● **WORK REQUIRED**
Render every line of the items below as a Markdown table with two columns, Row and Line, numbering each row and omitting blank lines.

** START OF THE INPUT **

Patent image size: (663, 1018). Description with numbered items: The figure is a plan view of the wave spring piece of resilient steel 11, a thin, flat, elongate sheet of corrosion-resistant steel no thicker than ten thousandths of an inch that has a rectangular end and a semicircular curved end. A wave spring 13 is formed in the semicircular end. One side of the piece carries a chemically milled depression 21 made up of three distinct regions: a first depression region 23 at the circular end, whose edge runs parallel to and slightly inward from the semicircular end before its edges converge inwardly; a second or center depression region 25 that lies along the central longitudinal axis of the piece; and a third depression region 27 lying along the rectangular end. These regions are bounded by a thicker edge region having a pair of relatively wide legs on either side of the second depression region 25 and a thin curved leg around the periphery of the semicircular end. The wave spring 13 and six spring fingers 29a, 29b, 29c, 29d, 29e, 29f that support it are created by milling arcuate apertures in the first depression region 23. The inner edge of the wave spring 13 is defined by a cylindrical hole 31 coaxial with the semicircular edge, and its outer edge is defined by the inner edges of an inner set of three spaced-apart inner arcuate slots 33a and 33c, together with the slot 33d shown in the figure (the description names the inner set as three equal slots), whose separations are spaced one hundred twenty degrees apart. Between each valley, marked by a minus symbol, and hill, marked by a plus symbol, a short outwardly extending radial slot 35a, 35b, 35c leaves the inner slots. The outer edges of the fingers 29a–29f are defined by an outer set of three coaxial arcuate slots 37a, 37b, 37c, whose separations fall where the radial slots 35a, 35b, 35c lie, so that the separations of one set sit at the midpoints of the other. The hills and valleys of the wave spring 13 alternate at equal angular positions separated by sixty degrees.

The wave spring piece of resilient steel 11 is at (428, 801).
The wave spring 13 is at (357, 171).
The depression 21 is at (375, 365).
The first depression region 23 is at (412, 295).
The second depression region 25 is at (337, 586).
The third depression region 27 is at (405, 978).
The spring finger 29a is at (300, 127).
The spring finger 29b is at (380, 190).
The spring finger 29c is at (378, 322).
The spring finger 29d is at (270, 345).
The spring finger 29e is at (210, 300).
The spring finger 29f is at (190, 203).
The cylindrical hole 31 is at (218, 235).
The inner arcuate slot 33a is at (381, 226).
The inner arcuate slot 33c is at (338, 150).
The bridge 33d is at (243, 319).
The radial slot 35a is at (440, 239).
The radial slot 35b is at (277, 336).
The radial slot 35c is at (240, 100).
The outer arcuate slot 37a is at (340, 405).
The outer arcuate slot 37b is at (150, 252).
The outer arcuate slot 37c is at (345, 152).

** END OF THE INPUT **

● **ANSWER TO THIS PROBLEM**
| Row | Line |
|---|---|
| 1 | Patent image size: (663, 1018). Description with numbered items: The figure is a plan view of the wave spring piece of resilient steel 11, a thin, flat, elongate sheet of corrosion-resistant steel no thicker than ten thousandths of an inch that has a rectangular end and a semicircular curved end. A wave spring 13 is formed in the semicircular end. One side of the piece carries a chemically milled depression 21 made up of three distinct regions: a first depression region 23 at the circular end, whose edge runs parallel to and slightly inward from the semicircular end before its edges converge inwardly; a second or center depression region 25 that lies along the central longitudinal axis of the piece; and a third depression region 27 lying along the rectangular end. These regions are bounded by a thicker edge region having a pair of relatively wide legs on either side of the second depression region 25 and a thin curved leg around the periphery of the semicircular end. The wave spring 13 and six spring fingers 29a, 29b, 29c, 29d, 29e, 29f that support it are created by milling arcuate apertures in the first depression region 23. The inner edge of the wave spring 13 is defined by a cylindrical hole 31 coaxial with the semicircular edge, and its outer edge is defined by the inner edges of an inner set of three spaced-apart inner arcuate slots 33a and 33c, together with the slot 33d shown in the figure (the description names the inner set as three equal slots), whose separations are spaced one hundred twenty degrees apart. Between each valley, marked by a minus symbol, and hill, marked by a plus symbol, a short outwardly extending radial slot 35a, 35b, 35c leaves the inner slots. The outer edges of the fingers 29a–29f are defined by an outer set of three coaxial arcuate slots 37a, 37b, 37c, whose separations fall where the radial slots 35a, 35b, 35c lie, so that the separations of one set sit at the midpoints of the other. The hills and valleys of the wave spring 13 alternate at equal angular positions separated by sixty degrees. |
| 2 | The wave spring piece of resilient steel 11 is at (428, 801). |
| 3 | The wave spring 13 is at (357, 171). |
| 4 | The depression 21 is at (375, 365). |
| 5 | The first depression region 23 is at (412, 295). |
| 6 | The second depression region 25 is at (337, 586). |
| 7 | The third depression region 27 is at (405, 978). |
| 8 | The spring finger 29a is at (300, 127). |
| 9 | The spring finger 29b is at (380, 190). |
| 10 | The spring finger 29c is at (378, 322). |
| 11 | The spring finger 29d is at (270, 345). |
| 12 | The spring finger 29e is at (210, 300). |
| 13 | The spring finger 29f is at (190, 203). |
| 14 | The cylindrical hole 31 is at (218, 235). |
| 15 | The inner arcuate slot 33a is at (381, 226). |
| 16 | The inner arcuate slot 33c is at (338, 150). |
| 17 | The bridge 33d is at (243, 319). |
| 18 | The radial slot 35a is at (440, 239). |
| 19 | The radial slot 35b is at (277, 336). |
| 20 | The radial slot 35c is at (240, 100). |
| 21 | The outer arcuate slot 37a is at (340, 405). |
| 22 | The outer arcuate slot 37b is at (150, 252). |
| 23 | The outer arcuate slot 37c is at (345, 152). |